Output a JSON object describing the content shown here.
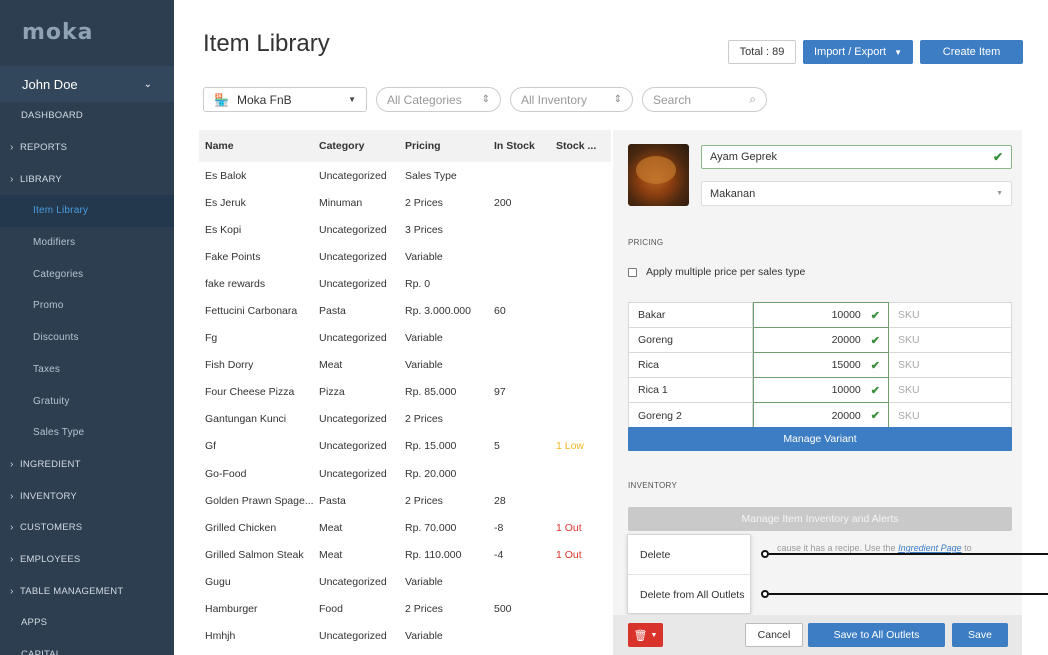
{
  "sidebar": {
    "logo": "moka",
    "user": "John Doe",
    "items": [
      {
        "label": "DASHBOARD",
        "type": "top",
        "arrow": ""
      },
      {
        "label": "REPORTS",
        "type": "top",
        "arrow": "›"
      },
      {
        "label": "LIBRARY",
        "type": "top",
        "arrow": "›"
      },
      {
        "label": "Item Library",
        "type": "sub",
        "active": true
      },
      {
        "label": "Modifiers",
        "type": "sub"
      },
      {
        "label": "Categories",
        "type": "sub"
      },
      {
        "label": "Promo",
        "type": "sub"
      },
      {
        "label": "Discounts",
        "type": "sub"
      },
      {
        "label": "Taxes",
        "type": "sub"
      },
      {
        "label": "Gratuity",
        "type": "sub"
      },
      {
        "label": "Sales Type",
        "type": "sub"
      },
      {
        "label": "INGREDIENT",
        "type": "top",
        "arrow": "›"
      },
      {
        "label": "INVENTORY",
        "type": "top",
        "arrow": "›"
      },
      {
        "label": "CUSTOMERS",
        "type": "top",
        "arrow": "›"
      },
      {
        "label": "EMPLOYEES",
        "type": "top",
        "arrow": "›"
      },
      {
        "label": "TABLE MANAGEMENT",
        "type": "top",
        "arrow": "›"
      },
      {
        "label": "APPS",
        "type": "top",
        "arrow": ""
      },
      {
        "label": "CAPITAL",
        "type": "top",
        "arrow": ""
      }
    ]
  },
  "header": {
    "title": "Item Library",
    "total": "Total : 89",
    "import_export": "Import / Export",
    "create_item": "Create Item"
  },
  "filters": {
    "outlet": "Moka FnB",
    "categories": "All Categories",
    "inventory": "All Inventory",
    "search_placeholder": "Search"
  },
  "table": {
    "columns": [
      "Name",
      "Category",
      "Pricing",
      "In Stock",
      "Stock ..."
    ],
    "rows": [
      [
        "Es Balok",
        "Uncategorized",
        "Sales Type",
        "",
        ""
      ],
      [
        "Es Jeruk",
        "Minuman",
        "2 Prices",
        "200",
        ""
      ],
      [
        "Es Kopi",
        "Uncategorized",
        "3 Prices",
        "",
        ""
      ],
      [
        "Fake Points",
        "Uncategorized",
        "Variable",
        "",
        ""
      ],
      [
        "fake rewards",
        "Uncategorized",
        "Rp. 0",
        "",
        ""
      ],
      [
        "Fettucini Carbonara",
        "Pasta",
        "Rp. 3.000.000",
        "60",
        ""
      ],
      [
        "Fg",
        "Uncategorized",
        "Variable",
        "",
        ""
      ],
      [
        "Fish Dorry",
        "Meat",
        "Variable",
        "",
        ""
      ],
      [
        "Four Cheese Pizza",
        "Pizza",
        "Rp. 85.000",
        "97",
        ""
      ],
      [
        "Gantungan Kunci",
        "Uncategorized",
        "2 Prices",
        "",
        ""
      ],
      [
        "Gf",
        "Uncategorized",
        "Rp. 15.000",
        "5",
        "1 Low"
      ],
      [
        "Go-Food",
        "Uncategorized",
        "Rp. 20.000",
        "",
        ""
      ],
      [
        "Golden Prawn Spage...",
        "Pasta",
        "2 Prices",
        "28",
        ""
      ],
      [
        "Grilled Chicken",
        "Meat",
        "Rp. 70.000",
        "-8",
        "1 Out"
      ],
      [
        "Grilled Salmon Steak",
        "Meat",
        "Rp. 110.000",
        "-4",
        "1 Out"
      ],
      [
        "Gugu",
        "Uncategorized",
        "Variable",
        "",
        ""
      ],
      [
        "Hamburger",
        "Food",
        "2 Prices",
        "500",
        ""
      ],
      [
        "Hmhjh",
        "Uncategorized",
        "Variable",
        "",
        ""
      ]
    ]
  },
  "detail": {
    "item_name": "Ayam Geprek",
    "category": "Makanan",
    "pricing_label": "PRICING",
    "apply_multi": "Apply multiple price per sales type",
    "variants": [
      {
        "name": "Bakar",
        "price": "10000",
        "sku": "SKU"
      },
      {
        "name": "Goreng",
        "price": "20000",
        "sku": "SKU"
      },
      {
        "name": "Rica",
        "price": "15000",
        "sku": "SKU"
      },
      {
        "name": "Rica 1",
        "price": "10000",
        "sku": "SKU"
      },
      {
        "name": "Goreng 2",
        "price": "20000",
        "sku": "SKU"
      }
    ],
    "manage_variant": "Manage Variant",
    "inventory_label": "INVENTORY",
    "manage_inventory": "Manage Item Inventory and Alerts",
    "note_prefix": "cause it has a recipe. Use the ",
    "note_link": "Ingredient Page",
    "note_suffix": " to"
  },
  "delete_menu": {
    "delete": "Delete",
    "delete_all": "Delete from All Outlets"
  },
  "footer": {
    "cancel": "Cancel",
    "save_all": "Save to All Outlets",
    "save": "Save"
  },
  "colors": {
    "sidebar_bg": "#2c3e50",
    "primary": "#3c7dc4",
    "danger": "#d9342b",
    "success": "#3a8f3d",
    "warning": "#f0b429"
  }
}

WORK INSTRUCTIONS: Every entry above is to be set down exactly; the pictures are to be left out.

THE COMPLETED TASK:
Output a JSON object describing the content shown here.
{
  "sidebar": {
    "logo": "moka",
    "user": "John Doe",
    "items": [
      {
        "label": "DASHBOARD",
        "type": "top",
        "arrow": ""
      },
      {
        "label": "REPORTS",
        "type": "top",
        "arrow": "›"
      },
      {
        "label": "LIBRARY",
        "type": "top",
        "arrow": "›"
      },
      {
        "label": "Item Library",
        "type": "sub",
        "active": true
      },
      {
        "label": "Modifiers",
        "type": "sub"
      },
      {
        "label": "Categories",
        "type": "sub"
      },
      {
        "label": "Promo",
        "type": "sub"
      },
      {
        "label": "Discounts",
        "type": "sub"
      },
      {
        "label": "Taxes",
        "type": "sub"
      },
      {
        "label": "Gratuity",
        "type": "sub"
      },
      {
        "label": "Sales Type",
        "type": "sub"
      },
      {
        "label": "INGREDIENT",
        "type": "top",
        "arrow": "›"
      },
      {
        "label": "INVENTORY",
        "type": "top",
        "arrow": "›"
      },
      {
        "label": "CUSTOMERS",
        "type": "top",
        "arrow": "›"
      },
      {
        "label": "EMPLOYEES",
        "type": "top",
        "arrow": "›"
      },
      {
        "label": "TABLE MANAGEMENT",
        "type": "top",
        "arrow": "›"
      },
      {
        "label": "APPS",
        "type": "top",
        "arrow": ""
      },
      {
        "label": "CAPITAL",
        "type": "top",
        "arrow": ""
      }
    ]
  },
  "header": {
    "title": "Item Library",
    "total": "Total : 89",
    "import_export": "Import / Export",
    "create_item": "Create Item"
  },
  "filters": {
    "outlet": "Moka FnB",
    "categories": "All Categories",
    "inventory": "All Inventory",
    "search_placeholder": "Search"
  },
  "table": {
    "columns": [
      "Name",
      "Category",
      "Pricing",
      "In Stock",
      "Stock ..."
    ],
    "rows": [
      [
        "Es Balok",
        "Uncategorized",
        "Sales Type",
        "",
        ""
      ],
      [
        "Es Jeruk",
        "Minuman",
        "2 Prices",
        "200",
        ""
      ],
      [
        "Es Kopi",
        "Uncategorized",
        "3 Prices",
        "",
        ""
      ],
      [
        "Fake Points",
        "Uncategorized",
        "Variable",
        "",
        ""
      ],
      [
        "fake rewards",
        "Uncategorized",
        "Rp. 0",
        "",
        ""
      ],
      [
        "Fettucini Carbonara",
        "Pasta",
        "Rp. 3.000.000",
        "60",
        ""
      ],
      [
        "Fg",
        "Uncategorized",
        "Variable",
        "",
        ""
      ],
      [
        "Fish Dorry",
        "Meat",
        "Variable",
        "",
        ""
      ],
      [
        "Four Cheese Pizza",
        "Pizza",
        "Rp. 85.000",
        "97",
        ""
      ],
      [
        "Gantungan Kunci",
        "Uncategorized",
        "2 Prices",
        "",
        ""
      ],
      [
        "Gf",
        "Uncategorized",
        "Rp. 15.000",
        "5",
        "1 Low"
      ],
      [
        "Go-Food",
        "Uncategorized",
        "Rp. 20.000",
        "",
        ""
      ],
      [
        "Golden Prawn Spage...",
        "Pasta",
        "2 Prices",
        "28",
        ""
      ],
      [
        "Grilled Chicken",
        "Meat",
        "Rp. 70.000",
        "-8",
        "1 Out"
      ],
      [
        "Grilled Salmon Steak",
        "Meat",
        "Rp. 110.000",
        "-4",
        "1 Out"
      ],
      [
        "Gugu",
        "Uncategorized",
        "Variable",
        "",
        ""
      ],
      [
        "Hamburger",
        "Food",
        "2 Prices",
        "500",
        ""
      ],
      [
        "Hmhjh",
        "Uncategorized",
        "Variable",
        "",
        ""
      ]
    ]
  },
  "detail": {
    "item_name": "Ayam Geprek",
    "category": "Makanan",
    "pricing_label": "PRICING",
    "apply_multi": "Apply multiple price per sales type",
    "variants": [
      {
        "name": "Bakar",
        "price": "10000",
        "sku": "SKU"
      },
      {
        "name": "Goreng",
        "price": "20000",
        "sku": "SKU"
      },
      {
        "name": "Rica",
        "price": "15000",
        "sku": "SKU"
      },
      {
        "name": "Rica 1",
        "price": "10000",
        "sku": "SKU"
      },
      {
        "name": "Goreng 2",
        "price": "20000",
        "sku": "SKU"
      }
    ],
    "manage_variant": "Manage Variant",
    "inventory_label": "INVENTORY",
    "manage_inventory": "Manage Item Inventory and Alerts",
    "note_prefix": "cause it has a recipe. Use the ",
    "note_link": "Ingredient Page",
    "note_suffix": " to"
  },
  "delete_menu": {
    "delete": "Delete",
    "delete_all": "Delete from All Outlets"
  },
  "footer": {
    "cancel": "Cancel",
    "save_all": "Save to All Outlets",
    "save": "Save"
  },
  "colors": {
    "sidebar_bg": "#2c3e50",
    "primary": "#3c7dc4",
    "danger": "#d9342b",
    "success": "#3a8f3d",
    "warning": "#f0b429"
  }
}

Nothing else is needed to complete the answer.